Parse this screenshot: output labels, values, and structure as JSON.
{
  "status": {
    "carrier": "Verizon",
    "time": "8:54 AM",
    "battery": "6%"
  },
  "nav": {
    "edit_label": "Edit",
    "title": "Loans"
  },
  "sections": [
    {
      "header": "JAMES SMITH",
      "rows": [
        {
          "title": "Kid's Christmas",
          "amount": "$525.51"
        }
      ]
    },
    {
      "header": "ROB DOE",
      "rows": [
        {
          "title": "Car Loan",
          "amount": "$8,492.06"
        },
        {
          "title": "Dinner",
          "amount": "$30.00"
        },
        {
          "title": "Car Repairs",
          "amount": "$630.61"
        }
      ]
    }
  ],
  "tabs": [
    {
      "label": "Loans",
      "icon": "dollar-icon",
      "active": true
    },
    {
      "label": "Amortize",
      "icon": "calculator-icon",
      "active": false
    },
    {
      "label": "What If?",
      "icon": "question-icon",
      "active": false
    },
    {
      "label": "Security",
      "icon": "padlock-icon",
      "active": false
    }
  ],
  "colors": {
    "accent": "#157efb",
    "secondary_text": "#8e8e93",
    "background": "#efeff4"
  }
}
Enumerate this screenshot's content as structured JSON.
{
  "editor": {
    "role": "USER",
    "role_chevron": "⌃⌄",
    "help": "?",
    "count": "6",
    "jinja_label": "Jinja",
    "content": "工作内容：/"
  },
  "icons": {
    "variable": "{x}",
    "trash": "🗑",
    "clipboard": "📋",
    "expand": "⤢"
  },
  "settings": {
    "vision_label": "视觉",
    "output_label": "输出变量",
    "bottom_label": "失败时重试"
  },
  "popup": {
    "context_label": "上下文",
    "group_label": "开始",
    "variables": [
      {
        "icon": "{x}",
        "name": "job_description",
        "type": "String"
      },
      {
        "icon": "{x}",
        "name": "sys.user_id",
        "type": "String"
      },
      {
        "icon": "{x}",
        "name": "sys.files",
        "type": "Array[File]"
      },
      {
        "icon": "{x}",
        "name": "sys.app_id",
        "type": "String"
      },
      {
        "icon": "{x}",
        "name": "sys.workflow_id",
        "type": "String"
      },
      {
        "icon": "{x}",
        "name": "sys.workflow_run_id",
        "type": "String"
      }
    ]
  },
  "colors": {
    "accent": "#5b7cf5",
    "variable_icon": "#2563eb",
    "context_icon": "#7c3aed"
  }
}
────
» Task instructions
Each record above must be given again exactly.

» Response to this task
Parse this screenshot: output labels, values, and structure as JSON.
{
  "status": {
    "carrier": "Verizon",
    "time": "8:54 AM",
    "battery": "6%"
  },
  "nav": {
    "edit_label": "Edit",
    "title": "Loans"
  },
  "sections": [
    {
      "header": "JAMES SMITH",
      "rows": [
        {
          "title": "Kid's Christmas",
          "amount": "$525.51"
        }
      ]
    },
    {
      "header": "ROB DOE",
      "rows": [
        {
          "title": "Car Loan",
          "amount": "$8,492.06"
        },
        {
          "title": "Dinner",
          "amount": "$30.00"
        },
        {
          "title": "Car Repairs",
          "amount": "$630.61"
        }
      ]
    }
  ],
  "tabs": [
    {
      "label": "Loans",
      "icon": "dollar-icon",
      "active": true
    },
    {
      "label": "Amortize",
      "icon": "calculator-icon",
      "active": false
    },
    {
      "label": "What If?",
      "icon": "question-icon",
      "active": false
    },
    {
      "label": "Security",
      "icon": "padlock-icon",
      "active": false
    }
  ],
  "colors": {
    "accent": "#157efb",
    "secondary_text": "#8e8e93",
    "background": "#efeff4"
  }
}
Enumerate this screenshot's content as structured JSON.
{
  "editor": {
    "role": "USER",
    "role_chevron": "⌃⌄",
    "help": "?",
    "count": "6",
    "jinja_label": "Jinja",
    "content": "工作内容：/"
  },
  "icons": {
    "variable": "{x}",
    "trash": "🗑",
    "clipboard": "📋",
    "expand": "⤢"
  },
  "settings": {
    "vision_label": "视觉",
    "output_label": "输出变量",
    "bottom_label": "失败时重试"
  },
  "popup": {
    "context_label": "上下文",
    "group_label": "开始",
    "variables": [
      {
        "icon": "{x}",
        "name": "job_description",
        "type": "String"
      },
      {
        "icon": "{x}",
        "name": "sys.user_id",
        "type": "String"
      },
      {
        "icon": "{x}",
        "name": "sys.files",
        "type": "Array[File]"
      },
      {
        "icon": "{x}",
        "name": "sys.app_id",
        "type": "String"
      },
      {
        "icon": "{x}",
        "name": "sys.workflow_id",
        "type": "String"
      },
      {
        "icon": "{x}",
        "name": "sys.workflow_run_id",
        "type": "String"
      }
    ]
  },
  "colors": {
    "accent": "#5b7cf5",
    "variable_icon": "#2563eb",
    "context_icon": "#7c3aed"
  }
}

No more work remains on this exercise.